Figure collection entries
***

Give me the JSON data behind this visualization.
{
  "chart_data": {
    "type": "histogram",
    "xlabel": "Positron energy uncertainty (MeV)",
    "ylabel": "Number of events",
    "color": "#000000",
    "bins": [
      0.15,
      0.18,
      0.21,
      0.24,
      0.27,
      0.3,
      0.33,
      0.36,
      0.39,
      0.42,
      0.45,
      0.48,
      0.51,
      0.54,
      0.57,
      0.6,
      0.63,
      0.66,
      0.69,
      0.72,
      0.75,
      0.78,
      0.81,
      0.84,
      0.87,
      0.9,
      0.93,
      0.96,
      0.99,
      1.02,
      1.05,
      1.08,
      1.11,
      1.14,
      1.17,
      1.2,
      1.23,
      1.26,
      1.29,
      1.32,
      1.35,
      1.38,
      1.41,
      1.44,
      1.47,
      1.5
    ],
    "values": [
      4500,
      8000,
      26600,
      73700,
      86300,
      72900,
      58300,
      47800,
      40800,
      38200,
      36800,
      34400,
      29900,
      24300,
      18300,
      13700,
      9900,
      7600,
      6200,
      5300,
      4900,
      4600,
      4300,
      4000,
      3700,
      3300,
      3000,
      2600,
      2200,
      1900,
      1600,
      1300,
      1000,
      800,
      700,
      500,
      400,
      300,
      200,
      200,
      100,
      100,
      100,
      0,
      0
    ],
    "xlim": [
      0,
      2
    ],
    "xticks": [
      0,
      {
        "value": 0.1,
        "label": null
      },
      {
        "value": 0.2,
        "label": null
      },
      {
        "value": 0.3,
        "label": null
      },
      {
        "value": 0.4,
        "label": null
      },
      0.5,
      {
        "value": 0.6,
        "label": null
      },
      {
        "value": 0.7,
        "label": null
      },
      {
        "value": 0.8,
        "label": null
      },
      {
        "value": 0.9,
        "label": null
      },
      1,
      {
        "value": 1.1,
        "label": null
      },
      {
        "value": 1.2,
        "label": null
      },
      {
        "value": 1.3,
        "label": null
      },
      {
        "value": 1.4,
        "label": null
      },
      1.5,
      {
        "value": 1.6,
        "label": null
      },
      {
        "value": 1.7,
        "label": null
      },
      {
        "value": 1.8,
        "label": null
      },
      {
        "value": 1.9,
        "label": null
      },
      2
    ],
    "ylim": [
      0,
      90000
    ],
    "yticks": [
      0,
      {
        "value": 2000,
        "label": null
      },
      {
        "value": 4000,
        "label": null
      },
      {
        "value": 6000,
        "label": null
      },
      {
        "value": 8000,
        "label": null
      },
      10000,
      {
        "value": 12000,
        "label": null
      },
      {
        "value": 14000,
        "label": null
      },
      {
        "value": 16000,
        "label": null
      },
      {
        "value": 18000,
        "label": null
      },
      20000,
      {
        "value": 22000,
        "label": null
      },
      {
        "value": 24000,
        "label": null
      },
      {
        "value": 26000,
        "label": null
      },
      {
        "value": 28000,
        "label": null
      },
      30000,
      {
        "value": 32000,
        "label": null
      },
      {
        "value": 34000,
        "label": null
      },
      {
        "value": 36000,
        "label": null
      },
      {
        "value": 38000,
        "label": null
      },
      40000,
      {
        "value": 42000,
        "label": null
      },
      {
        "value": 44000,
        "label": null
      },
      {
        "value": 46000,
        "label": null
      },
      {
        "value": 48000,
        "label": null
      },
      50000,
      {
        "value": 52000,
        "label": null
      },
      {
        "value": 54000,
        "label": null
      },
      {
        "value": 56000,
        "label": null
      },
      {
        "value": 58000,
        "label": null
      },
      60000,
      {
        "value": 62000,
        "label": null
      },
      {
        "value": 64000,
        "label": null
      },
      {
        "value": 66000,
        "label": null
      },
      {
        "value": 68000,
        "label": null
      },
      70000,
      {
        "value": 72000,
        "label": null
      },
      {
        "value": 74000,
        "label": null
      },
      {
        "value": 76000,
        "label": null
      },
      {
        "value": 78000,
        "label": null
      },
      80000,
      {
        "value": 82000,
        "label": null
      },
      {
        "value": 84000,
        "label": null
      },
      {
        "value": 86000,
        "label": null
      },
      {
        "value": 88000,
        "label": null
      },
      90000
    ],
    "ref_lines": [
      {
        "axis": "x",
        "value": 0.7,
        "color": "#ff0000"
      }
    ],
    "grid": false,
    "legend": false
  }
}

***

> [Work required]
Copy all of the data. Keep every word exactly as it is.

> [The answer]
Give me the JSON data behind this visualization.
{
  "chart_data": {
    "type": "histogram",
    "xlabel": "Positron energy uncertainty (MeV)",
    "ylabel": "Number of events",
    "color": "#000000",
    "bins": [
      0.15,
      0.18,
      0.21,
      0.24,
      0.27,
      0.3,
      0.33,
      0.36,
      0.39,
      0.42,
      0.45,
      0.48,
      0.51,
      0.54,
      0.57,
      0.6,
      0.63,
      0.66,
      0.69,
      0.72,
      0.75,
      0.78,
      0.81,
      0.84,
      0.87,
      0.9,
      0.93,
      0.96,
      0.99,
      1.02,
      1.05,
      1.08,
      1.11,
      1.14,
      1.17,
      1.2,
      1.23,
      1.26,
      1.29,
      1.32,
      1.35,
      1.38,
      1.41,
      1.44,
      1.47,
      1.5
    ],
    "values": [
      4500,
      8000,
      26600,
      73700,
      86300,
      72900,
      58300,
      47800,
      40800,
      38200,
      36800,
      34400,
      29900,
      24300,
      18300,
      13700,
      9900,
      7600,
      6200,
      5300,
      4900,
      4600,
      4300,
      4000,
      3700,
      3300,
      3000,
      2600,
      2200,
      1900,
      1600,
      1300,
      1000,
      800,
      700,
      500,
      400,
      300,
      200,
      200,
      100,
      100,
      100,
      0,
      0
    ],
    "xlim": [
      0,
      2
    ],
    "xticks": [
      0,
      {
        "value": 0.1,
        "label": null
      },
      {
        "value": 0.2,
        "label": null
      },
      {
        "value": 0.3,
        "label": null
      },
      {
        "value": 0.4,
        "label": null
      },
      0.5,
      {
        "value": 0.6,
        "label": null
      },
      {
        "value": 0.7,
        "label": null
      },
      {
        "value": 0.8,
        "label": null
      },
      {
        "value": 0.9,
        "label": null
      },
      1,
      {
        "value": 1.1,
        "label": null
      },
      {
        "value": 1.2,
        "label": null
      },
      {
        "value": 1.3,
        "label": null
      },
      {
        "value": 1.4,
        "label": null
      },
      1.5,
      {
        "value": 1.6,
        "label": null
      },
      {
        "value": 1.7,
        "label": null
      },
      {
        "value": 1.8,
        "label": null
      },
      {
        "value": 1.9,
        "label": null
      },
      2
    ],
    "ylim": [
      0,
      90000
    ],
    "yticks": [
      0,
      {
        "value": 2000,
        "label": null
      },
      {
        "value": 4000,
        "label": null
      },
      {
        "value": 6000,
        "label": null
      },
      {
        "value": 8000,
        "label": null
      },
      10000,
      {
        "value": 12000,
        "label": null
      },
      {
        "value": 14000,
        "label": null
      },
      {
        "value": 16000,
        "label": null
      },
      {
        "value": 18000,
        "label": null
      },
      20000,
      {
        "value": 22000,
        "label": null
      },
      {
        "value": 24000,
        "label": null
      },
      {
        "value": 26000,
        "label": null
      },
      {
        "value": 28000,
        "label": null
      },
      30000,
      {
        "value": 32000,
        "label": null
      },
      {
        "value": 34000,
        "label": null
      },
      {
        "value": 36000,
        "label": null
      },
      {
        "value": 38000,
        "label": null
      },
      40000,
      {
        "value": 42000,
        "label": null
      },
      {
        "value": 44000,
        "label": null
      },
      {
        "value": 46000,
        "label": null
      },
      {
        "value": 48000,
        "label": null
      },
      50000,
      {
        "value": 52000,
        "label": null
      },
      {
        "value": 54000,
        "label": null
      },
      {
        "value": 56000,
        "label": null
      },
      {
        "value": 58000,
        "label": null
      },
      60000,
      {
        "value": 62000,
        "label": null
      },
      {
        "value": 64000,
        "label": null
      },
      {
        "value": 66000,
        "label": null
      },
      {
        "value": 68000,
        "label": null
      },
      70000,
      {
        "value": 72000,
        "label": null
      },
      {
        "value": 74000,
        "label": null
      },
      {
        "value": 76000,
        "label": null
      },
      {
        "value": 78000,
        "label": null
      },
      80000,
      {
        "value": 82000,
        "label": null
      },
      {
        "value": 84000,
        "label": null
      },
      {
        "value": 86000,
        "label": null
      },
      {
        "value": 88000,
        "label": null
      },
      90000
    ],
    "ref_lines": [
      {
        "axis": "x",
        "value": 0.7,
        "color": "#ff0000"
      }
    ],
    "grid": false,
    "legend": false
  }
}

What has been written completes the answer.